Stored entries:
=-=-=-=-=
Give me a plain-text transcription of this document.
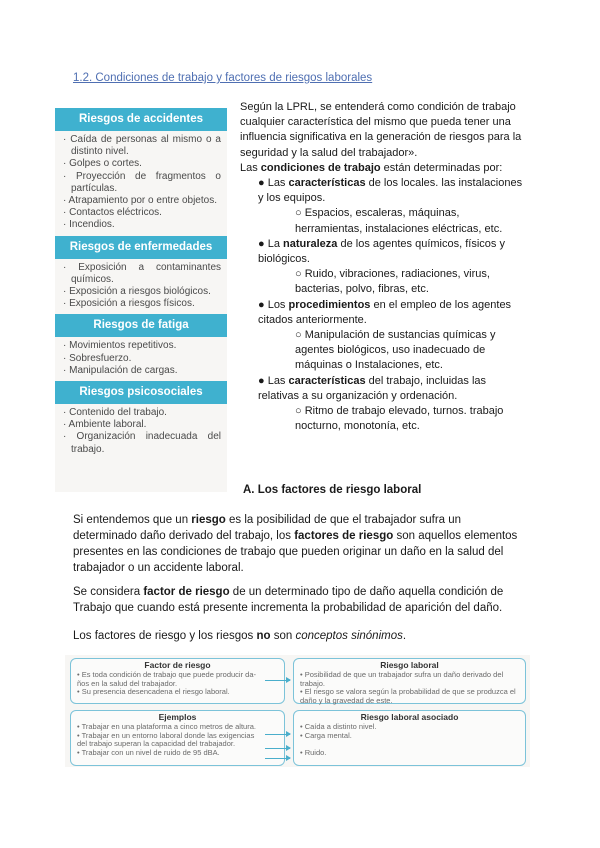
1.2. Condiciones de trabajo y factores de riesgos laborales
Riesgos de accidentes
· Caída de personas al mismo o a distinto nivel.
· Golpes o cortes.
· Proyección de fragmentos o partículas.
· Atrapamiento por o entre objetos.
· Contactos eléctricos.
· Incendios.
Riesgos de enfermedades
· Exposición a contaminantes químicos.
· Exposición a riesgos biológicos.
· Exposición a riesgos físicos.
Riesgos de fatiga
· Movimientos repetitivos.
· Sobresfuerzo.
· Manipulación de cargas.
Riesgos psicosociales
· Contenido del trabajo.
· Ambiente laboral.
· Organización inadecuada del trabajo.

Según la LPRL, se entenderá como condición de trabajo cualquier característica del mismo que pueda tener una influencia significativa en la generación de riesgos para la seguridad y la salud del trabajador».

Las condiciones de trabajo están determinadas por:

● Las características de los locales. las instalaciones y los equipos.

○ Espacios, escaleras, máquinas, herramientas, instalaciones eléctricas, etc.

● La naturaleza de los agentes químicos, físicos y biológicos.

○ Ruido, vibraciones, radiaciones, virus, bacterias, polvo, fibras, etc.

● Los procedimientos en el empleo de los agentes citados anteriormente.

○ Manipulación de sustancias químicas y agentes biológicos, uso inadecuado de máquinas o Instalaciones, etc.

● Las características del trabajo, incluidas las relativas a su organización y ordenación.

○ Ritmo de trabajo elevado, turnos. trabajo nocturno, monotonía, etc.

A. Los factores de riesgo laboral

Si entendemos que un riesgo es la posibilidad de que el trabajador sufra un determinado daño derivado del trabajo, los factores de riesgo son aquellos elementos presentes en las condiciones de trabajo que pueden originar un daño en la salud del trabajador o un accidente laboral.

Se considera factor de riesgo de un determinado tipo de daño aquella condición de Trabajo que cuando está presente incrementa la probabilidad de aparición del daño.

Los factores de riesgo y los riesgos no son conceptos sinónimos.

Factor de riesgo
• Es toda condición de trabajo que puede producir da-
ños en la salud del trabajador.
• Su presencia desencadena el riesgo laboral.
Riesgo laboral
• Posibilidad de que un trabajador sufra un daño derivado del trabajo.
• El riesgo se valora según la probabilidad de que se produzca el
daño y la gravedad de este.
Ejemplos
• Trabajar en una plataforma a cinco metros de altura.
• Trabajar en un entorno laboral donde las exigencias
del trabajo superan la capacidad del trabajador.
• Trabajar con un nivel de ruido de 95 dBA.
Riesgo laboral asociado
• Caída a distinto nivel.
• Carga mental.

• Ruido.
=-=-=-=-=
• **Instructions for the task**:
In the entries above, how many lines hold "agentes"? Answer with the number alone.

• **Written response**:
3